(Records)
● ● ● ● ● ● ●

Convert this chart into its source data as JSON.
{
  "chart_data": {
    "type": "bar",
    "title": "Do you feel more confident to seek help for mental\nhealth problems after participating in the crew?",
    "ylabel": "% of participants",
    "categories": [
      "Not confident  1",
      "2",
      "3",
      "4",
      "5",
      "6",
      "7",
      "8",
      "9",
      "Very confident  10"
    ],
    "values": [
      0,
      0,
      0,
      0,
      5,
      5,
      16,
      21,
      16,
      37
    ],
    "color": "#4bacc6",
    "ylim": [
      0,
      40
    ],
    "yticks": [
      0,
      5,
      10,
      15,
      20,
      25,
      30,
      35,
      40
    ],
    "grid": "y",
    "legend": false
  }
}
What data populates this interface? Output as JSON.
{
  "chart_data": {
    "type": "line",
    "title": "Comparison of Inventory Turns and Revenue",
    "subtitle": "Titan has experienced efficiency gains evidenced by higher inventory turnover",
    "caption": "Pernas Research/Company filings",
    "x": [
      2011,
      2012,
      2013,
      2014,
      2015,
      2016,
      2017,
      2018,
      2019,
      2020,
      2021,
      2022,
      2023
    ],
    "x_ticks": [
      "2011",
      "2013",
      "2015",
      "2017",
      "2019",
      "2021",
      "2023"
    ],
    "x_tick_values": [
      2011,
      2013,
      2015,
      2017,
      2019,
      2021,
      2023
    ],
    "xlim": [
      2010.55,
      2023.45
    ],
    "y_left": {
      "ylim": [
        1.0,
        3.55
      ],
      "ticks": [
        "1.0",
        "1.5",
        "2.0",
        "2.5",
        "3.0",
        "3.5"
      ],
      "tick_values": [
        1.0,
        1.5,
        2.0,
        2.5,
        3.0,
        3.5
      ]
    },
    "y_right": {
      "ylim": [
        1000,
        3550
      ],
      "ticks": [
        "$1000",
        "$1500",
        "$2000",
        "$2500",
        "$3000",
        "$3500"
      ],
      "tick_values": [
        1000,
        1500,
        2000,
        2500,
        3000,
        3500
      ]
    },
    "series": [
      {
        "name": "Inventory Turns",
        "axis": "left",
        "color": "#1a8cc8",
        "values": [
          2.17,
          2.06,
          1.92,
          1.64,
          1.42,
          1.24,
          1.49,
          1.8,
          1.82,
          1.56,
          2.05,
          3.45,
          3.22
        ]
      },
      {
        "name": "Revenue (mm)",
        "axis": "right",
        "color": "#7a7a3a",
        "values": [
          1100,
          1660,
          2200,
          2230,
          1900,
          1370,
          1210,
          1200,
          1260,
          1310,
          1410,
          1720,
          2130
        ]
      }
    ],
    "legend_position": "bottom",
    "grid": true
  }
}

● ● ● ● ● ● ●

- The problem:
Make an exact copy of every line in the data.

- Exercise response:
Convert this chart into its source data as JSON.
{
  "chart_data": {
    "type": "bar",
    "title": "Do you feel more confident to seek help for mental\nhealth problems after participating in the crew?",
    "ylabel": "% of participants",
    "categories": [
      "Not confident  1",
      "2",
      "3",
      "4",
      "5",
      "6",
      "7",
      "8",
      "9",
      "Very confident  10"
    ],
    "values": [
      0,
      0,
      0,
      0,
      5,
      5,
      16,
      21,
      16,
      37
    ],
    "color": "#4bacc6",
    "ylim": [
      0,
      40
    ],
    "yticks": [
      0,
      5,
      10,
      15,
      20,
      25,
      30,
      35,
      40
    ],
    "grid": "y",
    "legend": false
  }
}
What data populates this interface? Output as JSON.
{
  "chart_data": {
    "type": "line",
    "title": "Comparison of Inventory Turns and Revenue",
    "subtitle": "Titan has experienced efficiency gains evidenced by higher inventory turnover",
    "caption": "Pernas Research/Company filings",
    "x": [
      2011,
      2012,
      2013,
      2014,
      2015,
      2016,
      2017,
      2018,
      2019,
      2020,
      2021,
      2022,
      2023
    ],
    "x_ticks": [
      "2011",
      "2013",
      "2015",
      "2017",
      "2019",
      "2021",
      "2023"
    ],
    "x_tick_values": [
      2011,
      2013,
      2015,
      2017,
      2019,
      2021,
      2023
    ],
    "xlim": [
      2010.55,
      2023.45
    ],
    "y_left": {
      "ylim": [
        1.0,
        3.55
      ],
      "ticks": [
        "1.0",
        "1.5",
        "2.0",
        "2.5",
        "3.0",
        "3.5"
      ],
      "tick_values": [
        1.0,
        1.5,
        2.0,
        2.5,
        3.0,
        3.5
      ]
    },
    "y_right": {
      "ylim": [
        1000,
        3550
      ],
      "ticks": [
        "$1000",
        "$1500",
        "$2000",
        "$2500",
        "$3000",
        "$3500"
      ],
      "tick_values": [
        1000,
        1500,
        2000,
        2500,
        3000,
        3500
      ]
    },
    "series": [
      {
        "name": "Inventory Turns",
        "axis": "left",
        "color": "#1a8cc8",
        "values": [
          2.17,
          2.06,
          1.92,
          1.64,
          1.42,
          1.24,
          1.49,
          1.8,
          1.82,
          1.56,
          2.05,
          3.45,
          3.22
        ]
      },
      {
        "name": "Revenue (mm)",
        "axis": "right",
        "color": "#7a7a3a",
        "values": [
          1100,
          1660,
          2200,
          2230,
          1900,
          1370,
          1210,
          1200,
          1260,
          1310,
          1410,
          1720,
          2130
        ]
      }
    ],
    "legend_position": "bottom",
    "grid": true
  }
}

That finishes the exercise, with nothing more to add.